[Supplied material]:
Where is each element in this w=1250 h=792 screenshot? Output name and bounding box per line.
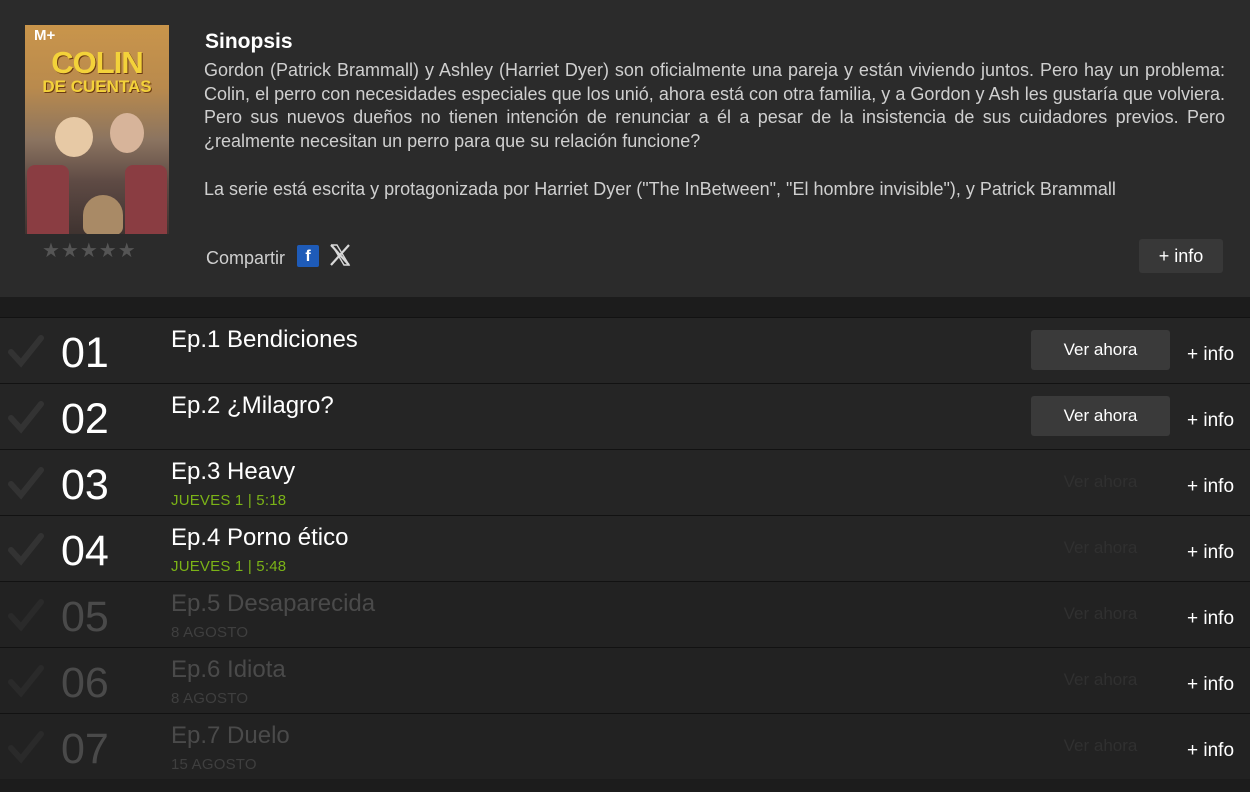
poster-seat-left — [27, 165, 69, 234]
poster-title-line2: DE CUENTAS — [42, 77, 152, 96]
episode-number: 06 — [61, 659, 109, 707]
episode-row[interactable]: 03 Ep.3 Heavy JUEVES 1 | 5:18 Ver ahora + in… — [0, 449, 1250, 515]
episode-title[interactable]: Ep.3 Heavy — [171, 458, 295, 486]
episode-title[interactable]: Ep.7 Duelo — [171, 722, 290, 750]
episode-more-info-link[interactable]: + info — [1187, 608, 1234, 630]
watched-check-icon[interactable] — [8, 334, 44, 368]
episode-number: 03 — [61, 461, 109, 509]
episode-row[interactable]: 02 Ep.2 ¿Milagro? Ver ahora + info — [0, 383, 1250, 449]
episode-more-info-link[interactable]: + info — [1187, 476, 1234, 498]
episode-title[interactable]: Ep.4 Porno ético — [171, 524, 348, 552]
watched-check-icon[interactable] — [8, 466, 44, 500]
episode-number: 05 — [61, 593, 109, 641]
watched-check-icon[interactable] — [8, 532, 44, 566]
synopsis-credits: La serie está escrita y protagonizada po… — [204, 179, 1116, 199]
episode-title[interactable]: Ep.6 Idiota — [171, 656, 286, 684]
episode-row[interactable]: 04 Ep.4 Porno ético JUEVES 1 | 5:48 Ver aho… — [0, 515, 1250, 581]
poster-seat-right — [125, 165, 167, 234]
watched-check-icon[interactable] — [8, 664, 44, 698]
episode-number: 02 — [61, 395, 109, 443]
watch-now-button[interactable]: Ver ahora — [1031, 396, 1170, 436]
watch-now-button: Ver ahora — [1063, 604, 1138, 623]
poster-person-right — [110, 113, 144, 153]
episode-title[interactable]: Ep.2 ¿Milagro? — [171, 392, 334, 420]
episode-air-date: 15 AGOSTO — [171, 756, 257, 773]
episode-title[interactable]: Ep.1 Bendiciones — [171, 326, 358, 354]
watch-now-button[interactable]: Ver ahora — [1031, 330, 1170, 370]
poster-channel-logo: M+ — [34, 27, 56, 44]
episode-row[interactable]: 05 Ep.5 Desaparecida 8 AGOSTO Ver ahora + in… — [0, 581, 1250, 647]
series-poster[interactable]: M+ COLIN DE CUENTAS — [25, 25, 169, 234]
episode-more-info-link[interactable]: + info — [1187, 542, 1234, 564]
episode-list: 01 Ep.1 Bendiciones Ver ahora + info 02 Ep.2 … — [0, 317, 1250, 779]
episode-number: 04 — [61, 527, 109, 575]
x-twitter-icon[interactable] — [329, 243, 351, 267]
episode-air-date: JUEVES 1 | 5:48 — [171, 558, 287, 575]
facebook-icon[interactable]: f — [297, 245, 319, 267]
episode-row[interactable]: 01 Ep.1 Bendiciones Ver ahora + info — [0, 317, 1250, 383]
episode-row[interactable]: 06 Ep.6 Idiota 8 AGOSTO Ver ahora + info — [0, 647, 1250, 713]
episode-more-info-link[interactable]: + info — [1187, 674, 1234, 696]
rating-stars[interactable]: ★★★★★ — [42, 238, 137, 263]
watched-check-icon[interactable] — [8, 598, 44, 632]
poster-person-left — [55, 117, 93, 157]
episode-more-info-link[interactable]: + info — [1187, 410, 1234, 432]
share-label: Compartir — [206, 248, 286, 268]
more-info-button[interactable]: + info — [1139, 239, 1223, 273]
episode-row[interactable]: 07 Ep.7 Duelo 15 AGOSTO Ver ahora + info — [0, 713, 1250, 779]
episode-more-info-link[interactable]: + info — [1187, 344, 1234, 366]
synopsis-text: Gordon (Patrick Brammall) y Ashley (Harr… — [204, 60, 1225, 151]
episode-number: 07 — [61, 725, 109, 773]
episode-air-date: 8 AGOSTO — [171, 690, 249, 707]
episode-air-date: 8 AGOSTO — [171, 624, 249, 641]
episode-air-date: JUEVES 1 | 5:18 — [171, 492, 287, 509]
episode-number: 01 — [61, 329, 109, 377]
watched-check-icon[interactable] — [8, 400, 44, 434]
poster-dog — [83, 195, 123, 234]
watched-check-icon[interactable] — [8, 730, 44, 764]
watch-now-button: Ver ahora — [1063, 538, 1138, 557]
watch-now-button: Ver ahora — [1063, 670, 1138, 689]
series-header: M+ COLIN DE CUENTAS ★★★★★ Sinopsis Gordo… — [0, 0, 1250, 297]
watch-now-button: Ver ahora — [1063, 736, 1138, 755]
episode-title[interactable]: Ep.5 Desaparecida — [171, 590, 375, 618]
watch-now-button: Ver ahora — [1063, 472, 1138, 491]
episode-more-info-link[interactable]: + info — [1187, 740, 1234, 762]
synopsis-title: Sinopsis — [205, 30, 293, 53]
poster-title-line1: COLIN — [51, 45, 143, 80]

[What is asked]:
Retype the entries from the line with "poster-seat-left — [27, 165, 69, 234]" up to and including the line with "episode-number: 02 — [61, 395, 109, 443]", character for character.

[Exercise response]:
poster-seat-left — [27, 165, 69, 234]
poster-title-line2: DE CUENTAS — [42, 77, 152, 96]
episode-number: 06 — [61, 659, 109, 707]
episode-row[interactable]: 03 Ep.3 Heavy JUEVES 1 | 5:18 Ver ahora + in… — [0, 449, 1250, 515]
episode-title[interactable]: Ep.3 Heavy — [171, 458, 295, 486]
episode-title[interactable]: Ep.7 Duelo — [171, 722, 290, 750]
episode-more-info-link[interactable]: + info — [1187, 608, 1234, 630]
watched-check-icon[interactable] — [8, 334, 44, 368]
episode-number: 03 — [61, 461, 109, 509]
episode-row[interactable]: 02 Ep.2 ¿Milagro? Ver ahora + info — [0, 383, 1250, 449]
episode-more-info-link[interactable]: + info — [1187, 476, 1234, 498]
episode-title[interactable]: Ep.4 Porno ético — [171, 524, 348, 552]
watched-check-icon[interactable] — [8, 466, 44, 500]
episode-number: 05 — [61, 593, 109, 641]
watched-check-icon[interactable] — [8, 532, 44, 566]
synopsis-credits: La serie está escrita y protagonizada po… — [204, 179, 1116, 199]
episode-title[interactable]: Ep.6 Idiota — [171, 656, 286, 684]
episode-row[interactable]: 04 Ep.4 Porno ético JUEVES 1 | 5:48 Ver aho… — [0, 515, 1250, 581]
poster-seat-right — [125, 165, 167, 234]
watched-check-icon[interactable] — [8, 664, 44, 698]
episode-number: 02 — [61, 395, 109, 443]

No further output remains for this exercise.